▶ _Exercise prompt_:
Filter the entries below, keeping every line that has the word "efeitos".

-- Provided data start --

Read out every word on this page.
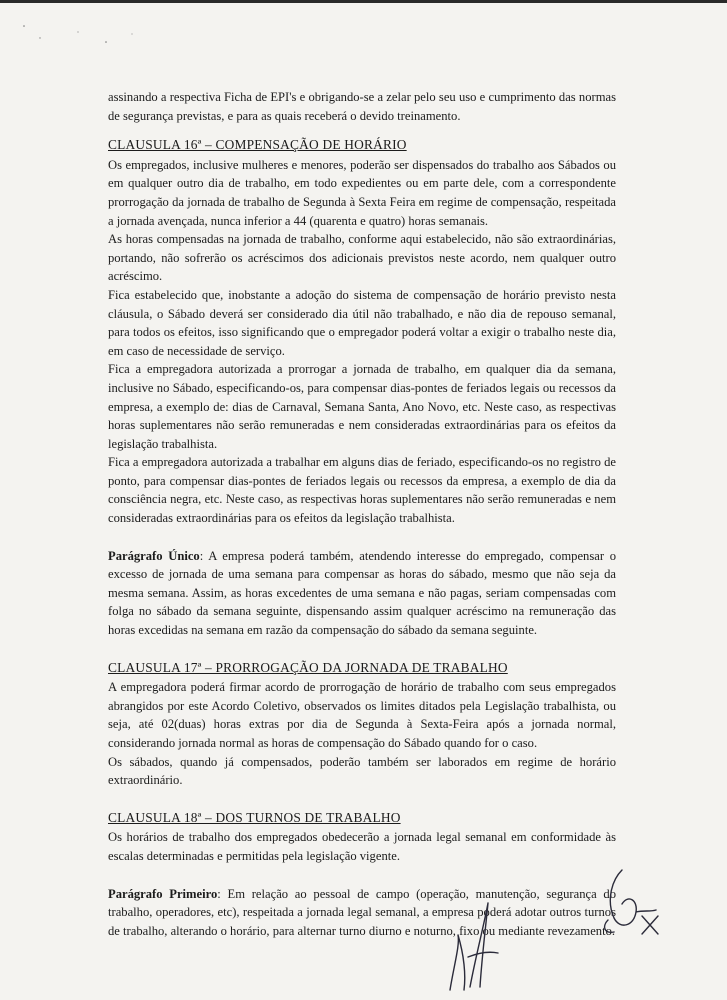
assinando a respectiva Ficha de EPI's e obrigando-se a zelar pelo seu uso e cumprimento das normas de segurança previstas, e para as quais receberá o devido treinamento.

CLAUSULA 16ª – COMPENSAÇÃO DE HORÁRIO

Os empregados, inclusive mulheres e menores, poderão ser dispensados do trabalho aos Sábados ou em qualquer outro dia de trabalho, em todo expedientes ou em parte dele, com a correspondente prorrogação da jornada de trabalho de Segunda à Sexta Feira em regime de compensação, respeitada a jornada avençada, nunca inferior a 44 (quarenta e quatro) horas semanais.

As horas compensadas na jornada de trabalho, conforme aqui estabelecido, não são extraordinárias, portando, não sofrerão os acréscimos dos adicionais previstos neste acordo, nem qualquer outro acréscimo.

Fica estabelecido que, inobstante a adoção do sistema de compensação de horário previsto nesta cláusula, o Sábado deverá ser considerado dia útil não trabalhado, e não dia de repouso semanal, para todos os efeitos, isso significando que o empregador poderá voltar a exigir o trabalho neste dia, em caso de necessidade de serviço.

Fica a empregadora autorizada a prorrogar a jornada de trabalho, em qualquer dia da semana, inclusive no Sábado, especificando-os, para compensar dias-pontes de feriados legais ou recessos da empresa, a exemplo de: dias de Carnaval, Semana Santa, Ano Novo, etc. Neste caso, as respectivas horas suplementares não serão remuneradas e nem consideradas extraordinárias para os efeitos da legislação trabalhista.

Fica a empregadora autorizada a trabalhar em alguns dias de feriado, especificando-os no registro de ponto, para compensar dias-pontes de feriados legais ou recessos da empresa, a exemplo de dia da consciência negra, etc. Neste caso, as respectivas horas suplementares não serão remuneradas e nem consideradas extraordinárias para os efeitos da legislação trabalhista.

Parágrafo Único: A empresa poderá também, atendendo interesse do empregado, compensar o excesso de jornada de uma semana para compensar as horas do sábado, mesmo que não seja da mesma semana. Assim, as horas excedentes de uma semana e não pagas, seriam compensadas com folga no sábado da semana seguinte, dispensando assim qualquer acréscimo na remuneração das horas excedidas na semana em razão da compensação do sábado da semana seguinte.

CLAUSULA 17ª – PRORROGAÇÃO DA JORNADA DE TRABALHO

A empregadora poderá firmar acordo de prorrogação de horário de trabalho com seus empregados abrangidos por este Acordo Coletivo, observados os limites ditados pela Legislação trabalhista, ou seja, até 02(duas) horas extras por dia de Segunda à Sexta-Feira após a jornada normal, considerando jornada normal as horas de compensação do Sábado quando for o caso.

Os sábados, quando já compensados, poderão também ser laborados em regime de horário extraordinário.

CLAUSULA 18ª – DOS TURNOS DE TRABALHO

Os horários de trabalho dos empregados obedecerão a jornada legal semanal em conformidade às escalas determinadas e permitidas pela legislação vigente.

Parágrafo Primeiro: Em relação ao pessoal de campo (operação, manutenção, segurança do trabalho, operadores, etc), respeitada a jornada legal semanal, a empresa poderá adotar outros turnos de trabalho, alterando o horário, para alternar turno diurno e noturno, fixo ou mediante revezamento.
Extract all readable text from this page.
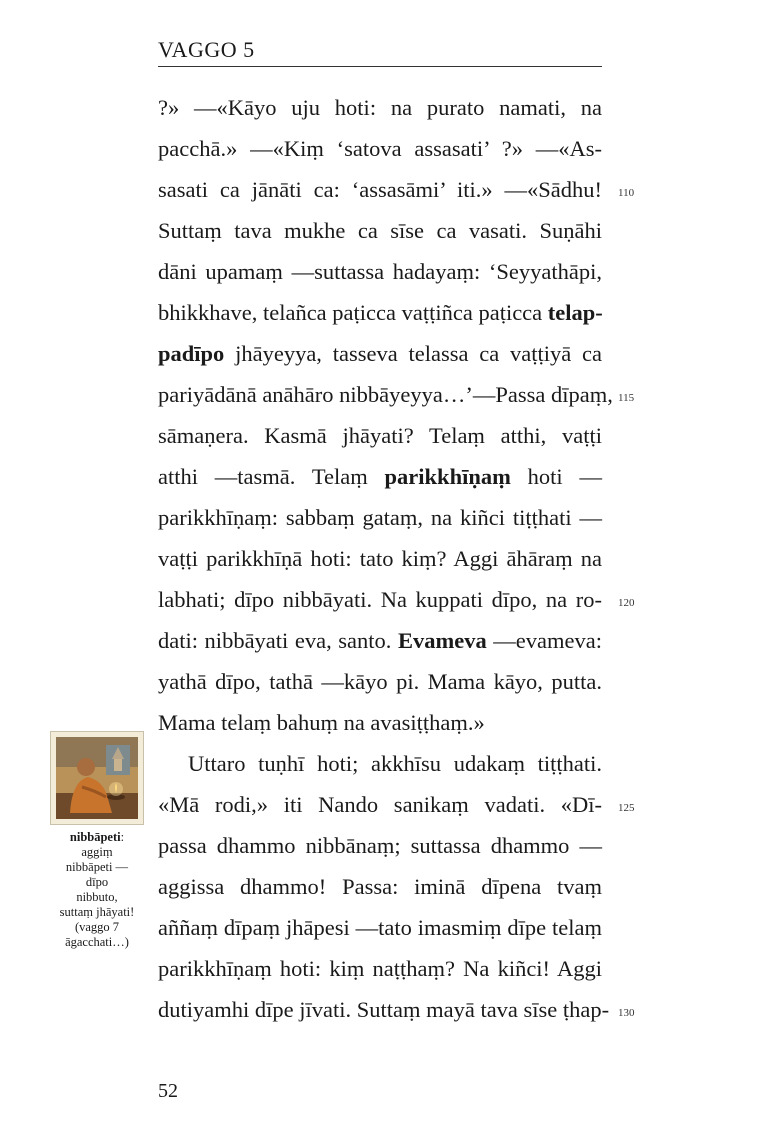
VAGGO 5
?» —«Kāyo uju hoti: na purato namati, na
pacchā.» —«Kiṃ ‘satova assasati’ ?» —«As-
sasati ca jānāti ca: ‘assasāmi’ iti.» —«Sādhu!
Suttaṃ tava mukhe ca sīse ca vasati. Suṇāhi
dāni upamaṃ —suttassa hadayaṃ: ‘Seyyathāpi,
bhikkhave, telañca paṭicca vaṭṭiñca paṭicca telap-
padīpo jhāyeyya, tasseva telassa ca vaṭṭiyā ca
pariyādānā anāhāro nibbāyeyya…’—Passa dīpaṃ,
sāmaṇera. Kasmā jhāyati? Telaṃ atthi, vaṭṭi
atthi —tasmā. Telaṃ parikkhīṇaṃ hoti —
parikkhīṇaṃ: sabbaṃ gataṃ, na kiñci tiṭṭhati —
vaṭṭi parikkhīṇā hoti: tato kiṃ? Aggi āhāraṃ na
labhati; dīpo nibbāyati. Na kuppati dīpo, na ro-
dati: nibbāyati eva, santo. Evameva —evameva:
yathā dīpo, tathā —kāyo pi. Mama kāyo, putta.
Mama telaṃ bahuṃ na avasiṭṭhaṃ.»
Uttaro tuṇhī hoti; akkhīsu udakaṃ tiṭṭhati.
«Mā rodi,» iti Nando sanikaṃ vadati. «Dī-
passa dhammo nibbānaṃ; suttassa dhammo —
aggissa dhammo! Passa: iminā dīpena tvaṃ
aññaṃ dīpaṃ jhāpesi —tato imasmiṃ dīpe telaṃ
parikkhīṇaṃ hoti: kiṃ naṭṭhaṃ? Na kiñci! Aggi
dutiyamhi dīpe jīvati. Suttaṃ mayā tava sīse ṭhap-
110
115
120
125
130
nibbāpeti:
aggiṃ
nibbāpeti —
dīpo
nibbuto,
suttaṃ jhāyati!
(vaggo 7
āgacchati…)
52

-- Provided data end --

▶ _Result for this exercise_:
Fica estabelecido que, inobstante a adoção do sistema de compensação de horário previsto nesta cláusula, o Sábado deverá ser considerado dia útil não trabalhado, e não dia de repouso semanal, para todos os efeitos, isso significando que o empregador poderá voltar a exigir o trabalho neste dia, em caso de necessidade de serviço.
Fica a empregadora autorizada a prorrogar a jornada de trabalho, em qualquer dia da semana, inclusive no Sábado, especificando-os, para compensar dias-pontes de feriados legais ou recessos da empresa, a exemplo de: dias de Carnaval, Semana Santa, Ano Novo, etc. Neste caso, as respectivas horas suplementares não serão remuneradas e nem consideradas extraordinárias para os efeitos da legislação trabalhista.
Fica a empregadora autorizada a trabalhar em alguns dias de feriado, especificando-os no registro de ponto, para compensar dias-pontes de feriados legais ou recessos da empresa, a exemplo de dia da consciência negra, etc. Neste caso, as respectivas horas suplementares não serão remuneradas e nem consideradas extraordinárias para os efeitos da legislação trabalhista.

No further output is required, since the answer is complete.